● **GIVEN TEXT**
The default options for the ScatterPlot3D command are to use an order 2 fitting quadratic form, and to use a window of width 1/3 of the original domain in each of the x- and y-directions.

On the right below is the smoothed surface, while on the left is a slightly transparent view of the same surface overlaid with a point-plot of the original data points.

 > Ploess := ScatterPlot3D( M, lowess ):
 > display(Array([          display([Ppt,Ploess]),          display(Ploess,style=patch,color=RGB(0.0,0.4,0.6))                       ]),view=700..860,axes=box,orientation=[54,78,-15],                          transparency=0.0);

Interpolation

In this section we are assuming that we have a collection of 2-dimensional independent data for which the 1-dimensional dependent data is accepted as correct. The goal is to produce a surface which must must pass through all of the data points. That is, at every x-y point of the independent data the height of the plotted surface must match the corresponding value of the dependent (z) data.

In this case, a surface is computed numerically by interpolating the data.

This falls into one of two distinct situations. The first case has all the independent x-y data forming a regular grid, and the second case consists of irregularly spaced independent data points in the x-y plane. In both cases, the surface may be plotted using the surfdata command.

Uniform data grid

In the case of a uniform 2-dimensional grid of data a surface plot can be generated using the surfdata command.

The data is comprised of a grid of x- and y-points. For the examples of this section, the data points are taken uniformly in each direction. The x-values are taken as as the integers from 1 to 7, and the y-values are taken as the integers from 1 to 9. (See the next sections, for non-uniform data points.)

View of data points in the x-y plane

Here is a view of the input data points, which in this example is a full grid, uniformly spaced in both the x and y directions.

 > xpts:=<($1..7)>: ypts:=<($1..9)>:
 > display( seq(plottools:-line([xpts[i],1],[xpts[i],9]), i=1..7),          seq(plottools:-line([1,ypts[j]],[7,ypts[j]]), j=1..9),          pointplot([seq(seq([xpts[i],ypts[j]],j=1..9),i=1..7)], color=red) );

The given data values corresponding to each data point are stored in data which is a 7x9 Array. A random collection of values is generated for this example.

● **EXERCISE AIM**
Reproduce the passage on plotting surfaces from data, everything from "In the case" down to "and y directions.", word for word.

● **DATA EXCERPTS**
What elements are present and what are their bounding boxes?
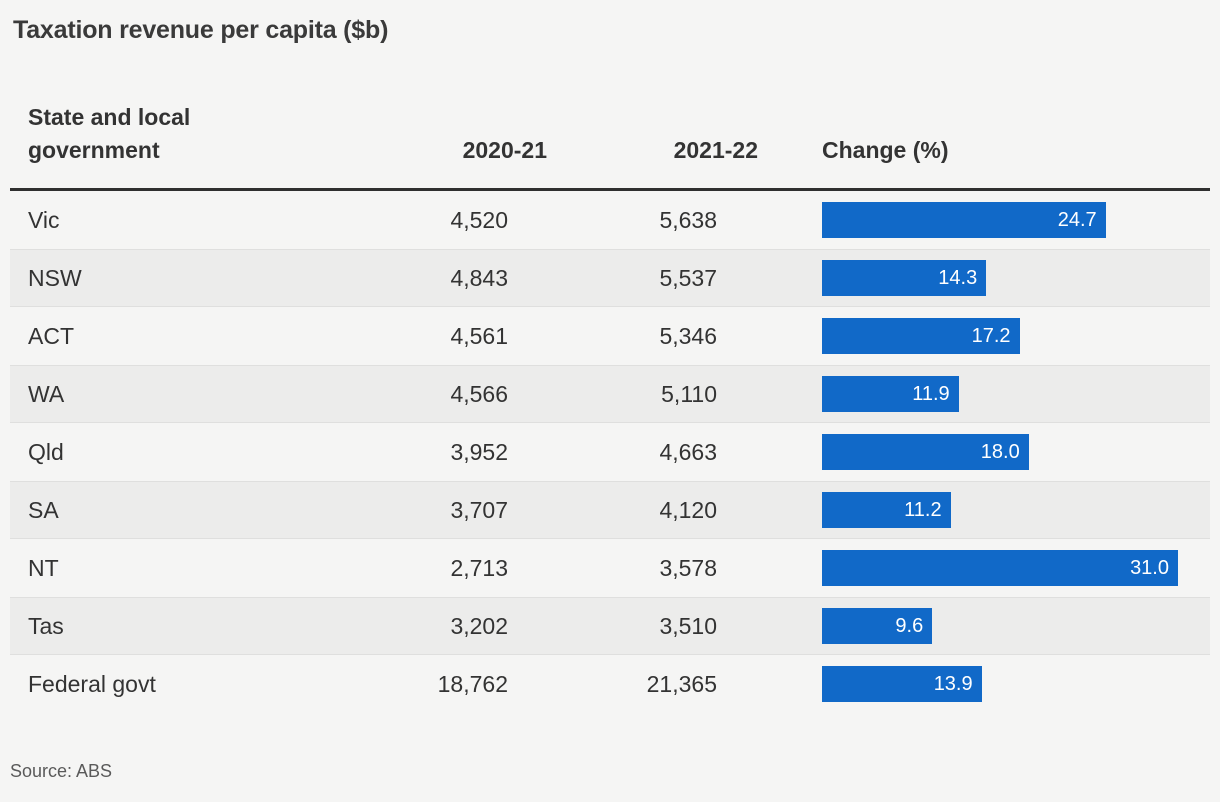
value-2020-21: 2,713 — [450, 554, 508, 581]
change-bar: 18.0 — [822, 434, 1029, 470]
row-label: WA — [28, 380, 65, 407]
bar-track: 11.2 — [822, 492, 1178, 528]
row-label: Qld — [28, 438, 64, 465]
value-2021-22: 5,110 — [661, 380, 717, 407]
change-value-label: 31.0 — [1130, 556, 1169, 579]
row-label: NSW — [28, 264, 82, 291]
change-cell: 14.3 — [758, 260, 1210, 296]
change-cell: 11.9 — [758, 376, 1210, 412]
table-row: Qld 3,952 4,663 18.0 — [10, 423, 1210, 481]
bar-track: 31.0 — [822, 550, 1178, 586]
value-2020-21: 4,561 — [450, 322, 508, 349]
table-row: WA 4,566 5,110 11.9 — [10, 365, 1210, 423]
row-label: ACT — [28, 322, 74, 349]
change-value-label: 18.0 — [980, 440, 1020, 463]
value-2020-21: 4,843 — [450, 264, 508, 291]
value-2021-22: 4,120 — [659, 496, 717, 523]
change-bar: 13.9 — [822, 666, 982, 702]
change-value-label: 11.9 — [912, 382, 950, 405]
bar-track: 11.9 — [822, 376, 1178, 412]
change-bar: 31.0 — [822, 550, 1178, 586]
table-header-row: State and local government 2020-21 2021-… — [10, 101, 1210, 191]
chart-title: Taxation revenue per capita ($b) — [13, 16, 389, 44]
table-row: NT 2,713 3,578 31.0 — [10, 539, 1210, 597]
column-header-entity: State and local government — [28, 104, 191, 163]
bar-track: 24.7 — [822, 202, 1178, 238]
row-label: SA — [28, 496, 59, 523]
value-2020-21: 18,762 — [437, 670, 508, 697]
change-value-label: 13.9 — [933, 672, 973, 695]
table-row: NSW 4,843 5,537 14.3 — [10, 249, 1210, 307]
value-2021-22: 3,578 — [659, 554, 717, 581]
value-2020-21: 4,566 — [450, 380, 508, 407]
change-value-label: 14.3 — [938, 266, 978, 289]
value-2020-21: 3,202 — [450, 612, 508, 639]
change-value-label: 9.6 — [895, 614, 924, 637]
row-label: NT — [28, 554, 59, 581]
row-label: Federal govt — [28, 670, 156, 697]
table-row: Tas 3,202 3,510 9.6 — [10, 597, 1210, 655]
bar-track: 9.6 — [822, 608, 1178, 644]
change-value-label: 11.2 — [904, 498, 942, 521]
value-2021-22: 3,510 — [659, 612, 717, 639]
change-bar: 9.6 — [822, 608, 933, 644]
bar-track: 17.2 — [822, 318, 1178, 354]
value-2021-22: 5,537 — [659, 264, 717, 291]
column-header-2020-21: 2020-21 — [462, 137, 547, 163]
change-bar: 17.2 — [822, 318, 1020, 354]
change-cell: 13.9 — [758, 666, 1210, 702]
bar-track: 14.3 — [822, 260, 1178, 296]
change-cell: 24.7 — [758, 202, 1210, 238]
table-body: Vic 4,520 5,638 24.7 NSW 4,843 5,537 14.3 ACT 4,5… — [10, 191, 1210, 713]
table-row: ACT 4,561 5,346 17.2 — [10, 307, 1210, 365]
value-2020-21: 3,707 — [450, 496, 508, 523]
value-2021-22: 5,638 — [659, 206, 717, 233]
change-value-label: 24.7 — [1057, 208, 1097, 231]
value-2020-21: 3,952 — [450, 438, 508, 465]
row-label: Tas — [28, 612, 64, 639]
value-2021-22: 5,346 — [659, 322, 717, 349]
column-header-2021-22: 2021-22 — [673, 137, 758, 163]
change-bar: 11.2 — [822, 492, 951, 528]
change-cell: 11.2 — [758, 492, 1210, 528]
bar-track: 18.0 — [822, 434, 1178, 470]
table-row: Vic 4,520 5,638 24.7 — [10, 191, 1210, 249]
source-note: Source: ABS — [10, 761, 113, 781]
table-row: SA 3,707 4,120 11.2 — [10, 481, 1210, 539]
change-cell: 17.2 — [758, 318, 1210, 354]
table-row: Federal govt 18,762 21,365 13.9 — [10, 655, 1210, 713]
data-table: State and local government 2020-21 2021-… — [10, 101, 1210, 713]
change-cell: 31.0 — [758, 550, 1210, 586]
change-bar: 24.7 — [822, 202, 1106, 238]
change-bar: 14.3 — [822, 260, 987, 296]
change-bar: 11.9 — [822, 376, 959, 412]
value-2021-22: 21,365 — [646, 670, 717, 697]
change-cell: 18.0 — [758, 434, 1210, 470]
row-label: Vic — [28, 206, 60, 233]
change-cell: 9.6 — [758, 608, 1210, 644]
value-2020-21: 4,520 — [450, 206, 508, 233]
bar-track: 13.9 — [822, 666, 1178, 702]
value-2021-22: 4,663 — [659, 438, 717, 465]
change-value-label: 17.2 — [971, 324, 1011, 347]
column-header-change: Change (%) — [822, 137, 949, 163]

● **THE ANSWER**
In the case of a uniform 2-dimensional grid of data a surface plot can be generated using the surfdata command.

The data is comprised of a grid of x- and y-points. For the examples of this section, the data points are taken uniformly in each direction. The x-values are taken as as the integers from 1 to 7, and the y-values are taken as the integers from 1 to 9. (See the next sections, for non-uniform data points.)

View of data points in the x-y plane

Here is a view of the input data points, which in this example is a full grid, uniformly spaced in both the x and y directions.